    • Les constructions provisoires, les lieux de culte et les bâtiments dédiés à la défense, à la sécurité civile et à la sécurité intérieure ne sont pas concernés.

    Bâtiment à usage tertiaire

    Ensemble de bâtiments à usage tertiaire

    Bâtiment partiellement dédié à un usage tertiaire

    Propriétaires et locataires doivent définir ensemble les actions à mettre en place pour respecter les objectifs de performance énergétique. Selon les dispositions contractuelles du bail, un locataire professionnel peut être soumis au décret même s'il occupe une surface inférieure à 1000 m² au sein d'un bâtiment comportant 1000 m² ou plus dédiés au tertiaire. Il est donc important de définir les responsabilités de chacun sur le contrat de bail.

    Quels sont les objectifs à atteindre ?

    • -40% de la consommation de référence en 2030
    • -50% de la consommation de référence en 2040
    • -60% de la consommation de référence en 2050

    Les objectifs imposés sont ainsi découpés en plusieurs périodes. Ils sont basés sur des améliorations des performances en fonction d’une consommation de référence. Deux méthodes permettent d’établir cette consommation de référence.

    Valeur relative
    Les économies d'énergie sont calculées par rapport à la consommation d'une année de référence choisie librement par le professionnel. Il ne peut pas remonter à une année antérieure à 2010.

    Valeur absolue
    Le niveau de consommation en énergie finale à respecter est fixé par arrêté ministériel avant le début de chaque décennie. Il est différent selon l'activité concernée. Cette méthode est particulièrement adaptée pour les bâtiments récents déjà efficaces d'un point de vue énergétique.

    Les propriétaires, bailleurs ou occupants doivent déclarer leurs consommations de référence sur la plate-forme numérique OPERAT (Observatoire de la Performance Énergétique, de la Rénovation et des Actions du Tertiaire) prévue à cet effet . Cet outil est géré par l'ADEME.

******

Consigne.
Selon l'extrait ci-dessus sur la performance énergétique des bâtiments tertiaires, quel organisme gère la plateforme OPERAT ? Répondez en une phrase, s'il vous plaît.

[Données de prédiction des cadres de délimitation]
******

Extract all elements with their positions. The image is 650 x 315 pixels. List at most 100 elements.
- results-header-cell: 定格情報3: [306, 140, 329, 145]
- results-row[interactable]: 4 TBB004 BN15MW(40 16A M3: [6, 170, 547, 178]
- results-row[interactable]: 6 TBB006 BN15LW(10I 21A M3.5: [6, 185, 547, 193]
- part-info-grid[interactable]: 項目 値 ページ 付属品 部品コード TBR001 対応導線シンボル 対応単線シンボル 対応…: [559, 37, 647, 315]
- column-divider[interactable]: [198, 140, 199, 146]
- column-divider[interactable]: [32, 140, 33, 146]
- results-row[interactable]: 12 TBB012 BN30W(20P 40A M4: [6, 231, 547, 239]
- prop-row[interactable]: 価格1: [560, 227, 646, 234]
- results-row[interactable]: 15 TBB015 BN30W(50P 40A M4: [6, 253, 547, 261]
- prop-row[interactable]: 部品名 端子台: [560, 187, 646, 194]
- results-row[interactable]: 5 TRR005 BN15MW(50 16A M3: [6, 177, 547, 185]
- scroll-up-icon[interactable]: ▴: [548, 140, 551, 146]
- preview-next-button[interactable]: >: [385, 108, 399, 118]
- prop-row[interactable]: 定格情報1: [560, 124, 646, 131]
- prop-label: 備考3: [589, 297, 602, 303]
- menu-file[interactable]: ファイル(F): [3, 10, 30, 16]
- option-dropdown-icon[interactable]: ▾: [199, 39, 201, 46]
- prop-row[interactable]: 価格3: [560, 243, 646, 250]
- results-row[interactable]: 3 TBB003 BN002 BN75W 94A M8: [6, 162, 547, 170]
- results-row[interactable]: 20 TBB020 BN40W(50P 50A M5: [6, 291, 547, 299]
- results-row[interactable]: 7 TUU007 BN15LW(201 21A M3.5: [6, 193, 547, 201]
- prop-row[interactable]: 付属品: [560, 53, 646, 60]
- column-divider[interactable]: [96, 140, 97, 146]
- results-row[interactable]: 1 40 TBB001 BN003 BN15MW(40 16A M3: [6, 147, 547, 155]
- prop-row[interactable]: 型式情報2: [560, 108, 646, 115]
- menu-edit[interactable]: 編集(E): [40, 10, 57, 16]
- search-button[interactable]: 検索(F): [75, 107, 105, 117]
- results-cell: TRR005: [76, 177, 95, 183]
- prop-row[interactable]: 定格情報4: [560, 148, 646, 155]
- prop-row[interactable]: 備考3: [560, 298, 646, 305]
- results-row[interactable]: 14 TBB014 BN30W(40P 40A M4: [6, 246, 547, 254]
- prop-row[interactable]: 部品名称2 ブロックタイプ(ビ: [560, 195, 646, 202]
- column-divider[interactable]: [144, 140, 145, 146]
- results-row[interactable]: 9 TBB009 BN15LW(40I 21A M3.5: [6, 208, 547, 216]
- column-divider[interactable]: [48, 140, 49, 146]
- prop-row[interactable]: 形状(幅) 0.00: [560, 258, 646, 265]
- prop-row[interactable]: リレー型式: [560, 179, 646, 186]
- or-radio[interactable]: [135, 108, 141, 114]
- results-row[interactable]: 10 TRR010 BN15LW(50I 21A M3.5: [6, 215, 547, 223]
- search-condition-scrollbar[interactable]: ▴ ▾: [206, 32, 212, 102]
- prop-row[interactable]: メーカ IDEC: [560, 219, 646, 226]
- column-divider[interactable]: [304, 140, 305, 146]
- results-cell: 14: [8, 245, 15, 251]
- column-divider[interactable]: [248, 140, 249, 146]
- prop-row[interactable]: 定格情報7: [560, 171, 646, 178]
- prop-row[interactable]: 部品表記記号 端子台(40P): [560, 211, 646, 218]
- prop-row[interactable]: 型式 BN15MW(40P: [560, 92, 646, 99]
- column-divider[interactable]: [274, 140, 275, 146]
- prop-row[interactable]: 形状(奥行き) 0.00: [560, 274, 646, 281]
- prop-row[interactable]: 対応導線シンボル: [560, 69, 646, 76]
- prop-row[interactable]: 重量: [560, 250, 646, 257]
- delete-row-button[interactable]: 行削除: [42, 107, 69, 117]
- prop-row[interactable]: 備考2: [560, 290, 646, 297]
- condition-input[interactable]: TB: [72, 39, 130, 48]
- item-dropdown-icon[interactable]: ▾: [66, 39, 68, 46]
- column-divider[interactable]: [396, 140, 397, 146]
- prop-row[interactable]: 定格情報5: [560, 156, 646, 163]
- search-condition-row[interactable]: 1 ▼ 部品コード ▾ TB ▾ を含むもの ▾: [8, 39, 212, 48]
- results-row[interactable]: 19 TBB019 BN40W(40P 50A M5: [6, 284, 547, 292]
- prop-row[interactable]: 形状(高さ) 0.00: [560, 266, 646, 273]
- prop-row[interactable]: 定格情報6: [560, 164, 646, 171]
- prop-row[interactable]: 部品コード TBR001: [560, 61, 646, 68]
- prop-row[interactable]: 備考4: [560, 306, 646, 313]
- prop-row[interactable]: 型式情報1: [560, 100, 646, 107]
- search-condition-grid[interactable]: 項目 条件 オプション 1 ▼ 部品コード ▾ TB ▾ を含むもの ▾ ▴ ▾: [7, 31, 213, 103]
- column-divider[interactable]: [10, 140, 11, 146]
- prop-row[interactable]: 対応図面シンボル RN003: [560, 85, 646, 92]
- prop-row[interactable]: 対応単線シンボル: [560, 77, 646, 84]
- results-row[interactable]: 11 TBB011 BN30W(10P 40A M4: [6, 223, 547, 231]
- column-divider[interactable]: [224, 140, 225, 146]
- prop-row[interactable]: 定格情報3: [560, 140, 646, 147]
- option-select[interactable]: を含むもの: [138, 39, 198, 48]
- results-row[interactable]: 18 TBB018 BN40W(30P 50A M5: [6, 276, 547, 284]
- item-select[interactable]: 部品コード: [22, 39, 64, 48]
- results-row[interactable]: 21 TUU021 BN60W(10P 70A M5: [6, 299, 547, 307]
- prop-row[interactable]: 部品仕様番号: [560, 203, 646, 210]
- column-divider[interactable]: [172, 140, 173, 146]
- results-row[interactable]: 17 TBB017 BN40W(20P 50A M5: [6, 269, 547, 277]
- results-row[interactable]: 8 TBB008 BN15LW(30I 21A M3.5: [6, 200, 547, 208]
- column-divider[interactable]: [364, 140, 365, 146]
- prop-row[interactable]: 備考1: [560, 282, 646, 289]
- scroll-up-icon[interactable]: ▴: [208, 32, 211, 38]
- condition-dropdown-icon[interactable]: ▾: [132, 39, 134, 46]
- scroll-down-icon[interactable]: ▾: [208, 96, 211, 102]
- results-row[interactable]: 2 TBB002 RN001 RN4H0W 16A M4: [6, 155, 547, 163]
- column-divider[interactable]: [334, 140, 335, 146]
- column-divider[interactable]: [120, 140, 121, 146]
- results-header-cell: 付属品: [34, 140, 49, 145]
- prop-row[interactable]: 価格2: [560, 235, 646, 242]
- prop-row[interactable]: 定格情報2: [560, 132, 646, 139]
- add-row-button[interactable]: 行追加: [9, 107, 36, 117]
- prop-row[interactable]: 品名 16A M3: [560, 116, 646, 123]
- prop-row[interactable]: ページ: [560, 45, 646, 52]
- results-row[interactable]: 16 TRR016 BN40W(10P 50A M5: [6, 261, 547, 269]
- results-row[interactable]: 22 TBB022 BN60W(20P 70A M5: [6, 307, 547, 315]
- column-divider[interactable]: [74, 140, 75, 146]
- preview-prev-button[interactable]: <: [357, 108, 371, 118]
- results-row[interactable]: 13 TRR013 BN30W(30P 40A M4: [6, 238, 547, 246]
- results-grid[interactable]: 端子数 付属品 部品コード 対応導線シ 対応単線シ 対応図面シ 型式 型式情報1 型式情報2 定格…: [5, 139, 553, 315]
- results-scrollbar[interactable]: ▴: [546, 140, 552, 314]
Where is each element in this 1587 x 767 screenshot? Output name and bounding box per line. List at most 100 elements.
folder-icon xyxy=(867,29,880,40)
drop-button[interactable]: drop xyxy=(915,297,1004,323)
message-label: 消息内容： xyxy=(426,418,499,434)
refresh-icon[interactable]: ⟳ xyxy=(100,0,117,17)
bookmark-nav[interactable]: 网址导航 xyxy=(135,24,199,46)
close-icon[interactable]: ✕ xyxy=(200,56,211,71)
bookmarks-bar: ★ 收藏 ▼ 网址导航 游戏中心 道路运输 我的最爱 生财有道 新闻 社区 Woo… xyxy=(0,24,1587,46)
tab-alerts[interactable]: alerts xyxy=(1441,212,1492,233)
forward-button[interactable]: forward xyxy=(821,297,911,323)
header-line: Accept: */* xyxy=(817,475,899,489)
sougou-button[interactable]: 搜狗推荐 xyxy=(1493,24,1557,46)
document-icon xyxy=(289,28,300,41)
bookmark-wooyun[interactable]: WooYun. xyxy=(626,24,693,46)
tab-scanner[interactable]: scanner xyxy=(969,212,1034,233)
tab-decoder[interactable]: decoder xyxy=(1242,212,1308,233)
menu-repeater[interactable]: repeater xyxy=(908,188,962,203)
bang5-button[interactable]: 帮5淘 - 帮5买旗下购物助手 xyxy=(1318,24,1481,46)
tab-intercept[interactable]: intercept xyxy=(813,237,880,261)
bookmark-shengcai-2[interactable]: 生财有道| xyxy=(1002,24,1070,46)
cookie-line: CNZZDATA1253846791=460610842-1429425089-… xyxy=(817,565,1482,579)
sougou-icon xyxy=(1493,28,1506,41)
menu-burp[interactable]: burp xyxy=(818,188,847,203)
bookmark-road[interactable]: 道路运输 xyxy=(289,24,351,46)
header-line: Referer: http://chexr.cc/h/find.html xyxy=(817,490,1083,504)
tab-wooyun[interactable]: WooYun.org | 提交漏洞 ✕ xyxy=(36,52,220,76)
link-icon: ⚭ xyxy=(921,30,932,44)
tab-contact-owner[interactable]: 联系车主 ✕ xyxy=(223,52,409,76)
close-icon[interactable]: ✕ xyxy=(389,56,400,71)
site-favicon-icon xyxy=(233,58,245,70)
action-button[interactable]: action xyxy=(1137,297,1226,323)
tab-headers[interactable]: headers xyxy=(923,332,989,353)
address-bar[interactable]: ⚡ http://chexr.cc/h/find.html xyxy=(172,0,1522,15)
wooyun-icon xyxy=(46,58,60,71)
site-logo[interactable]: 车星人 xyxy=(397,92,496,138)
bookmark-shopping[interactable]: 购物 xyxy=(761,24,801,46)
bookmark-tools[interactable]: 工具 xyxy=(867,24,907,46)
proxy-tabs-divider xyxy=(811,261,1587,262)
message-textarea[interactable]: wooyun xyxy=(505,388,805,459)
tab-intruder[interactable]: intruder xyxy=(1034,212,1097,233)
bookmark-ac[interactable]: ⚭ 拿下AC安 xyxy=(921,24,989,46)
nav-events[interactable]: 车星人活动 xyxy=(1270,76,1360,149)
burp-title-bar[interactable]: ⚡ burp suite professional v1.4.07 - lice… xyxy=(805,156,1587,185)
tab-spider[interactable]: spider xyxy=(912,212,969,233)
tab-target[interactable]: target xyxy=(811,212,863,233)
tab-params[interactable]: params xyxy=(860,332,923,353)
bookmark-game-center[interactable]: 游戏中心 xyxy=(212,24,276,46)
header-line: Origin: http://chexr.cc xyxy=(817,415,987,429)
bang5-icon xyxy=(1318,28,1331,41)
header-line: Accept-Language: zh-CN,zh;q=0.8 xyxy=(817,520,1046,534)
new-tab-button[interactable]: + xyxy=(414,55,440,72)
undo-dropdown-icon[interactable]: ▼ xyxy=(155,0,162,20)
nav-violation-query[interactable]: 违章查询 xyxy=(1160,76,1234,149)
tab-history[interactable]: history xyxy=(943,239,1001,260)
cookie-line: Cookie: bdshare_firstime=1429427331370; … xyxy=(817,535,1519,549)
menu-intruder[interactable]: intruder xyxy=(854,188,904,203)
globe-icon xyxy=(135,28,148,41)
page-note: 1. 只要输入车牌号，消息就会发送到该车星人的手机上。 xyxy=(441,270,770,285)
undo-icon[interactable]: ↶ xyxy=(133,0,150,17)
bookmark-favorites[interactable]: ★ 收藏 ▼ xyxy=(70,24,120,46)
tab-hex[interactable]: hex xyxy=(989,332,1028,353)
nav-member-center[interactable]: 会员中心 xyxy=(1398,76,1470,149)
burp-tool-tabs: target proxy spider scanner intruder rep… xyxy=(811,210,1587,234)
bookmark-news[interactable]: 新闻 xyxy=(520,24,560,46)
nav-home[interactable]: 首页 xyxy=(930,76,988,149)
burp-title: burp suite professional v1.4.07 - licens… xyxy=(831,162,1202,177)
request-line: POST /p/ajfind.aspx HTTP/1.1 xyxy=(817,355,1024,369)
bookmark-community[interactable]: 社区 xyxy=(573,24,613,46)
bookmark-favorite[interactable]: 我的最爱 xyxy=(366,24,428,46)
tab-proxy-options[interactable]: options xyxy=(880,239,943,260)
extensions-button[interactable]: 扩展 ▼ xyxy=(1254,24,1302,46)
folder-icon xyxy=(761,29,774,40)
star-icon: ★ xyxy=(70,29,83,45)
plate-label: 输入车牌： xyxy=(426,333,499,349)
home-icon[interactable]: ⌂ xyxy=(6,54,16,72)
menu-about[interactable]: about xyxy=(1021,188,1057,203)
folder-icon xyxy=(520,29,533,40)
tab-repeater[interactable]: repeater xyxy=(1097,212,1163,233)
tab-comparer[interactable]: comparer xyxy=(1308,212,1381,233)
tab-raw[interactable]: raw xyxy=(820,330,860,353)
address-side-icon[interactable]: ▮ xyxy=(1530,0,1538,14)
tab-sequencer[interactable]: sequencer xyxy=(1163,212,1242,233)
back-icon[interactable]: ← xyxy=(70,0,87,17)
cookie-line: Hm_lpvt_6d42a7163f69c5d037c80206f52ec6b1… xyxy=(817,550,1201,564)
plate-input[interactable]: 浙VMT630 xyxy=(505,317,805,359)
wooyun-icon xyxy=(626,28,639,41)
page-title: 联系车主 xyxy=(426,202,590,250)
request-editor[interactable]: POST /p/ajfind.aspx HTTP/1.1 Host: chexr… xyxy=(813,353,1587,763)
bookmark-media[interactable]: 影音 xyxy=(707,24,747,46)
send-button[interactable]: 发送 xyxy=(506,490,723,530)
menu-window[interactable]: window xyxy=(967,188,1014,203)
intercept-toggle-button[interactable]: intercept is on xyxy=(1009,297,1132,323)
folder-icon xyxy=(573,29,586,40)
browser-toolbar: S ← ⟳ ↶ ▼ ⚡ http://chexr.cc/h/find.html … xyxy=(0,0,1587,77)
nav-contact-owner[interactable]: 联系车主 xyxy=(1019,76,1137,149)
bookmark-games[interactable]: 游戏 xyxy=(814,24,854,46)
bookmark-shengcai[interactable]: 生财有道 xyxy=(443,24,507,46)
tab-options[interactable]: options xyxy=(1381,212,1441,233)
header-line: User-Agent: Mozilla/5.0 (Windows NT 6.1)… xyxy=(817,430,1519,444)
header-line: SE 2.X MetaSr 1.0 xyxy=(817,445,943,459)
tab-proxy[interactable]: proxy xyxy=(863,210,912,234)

******

Réponse.
La plateforme OPERAT est gérée par l'ADEME.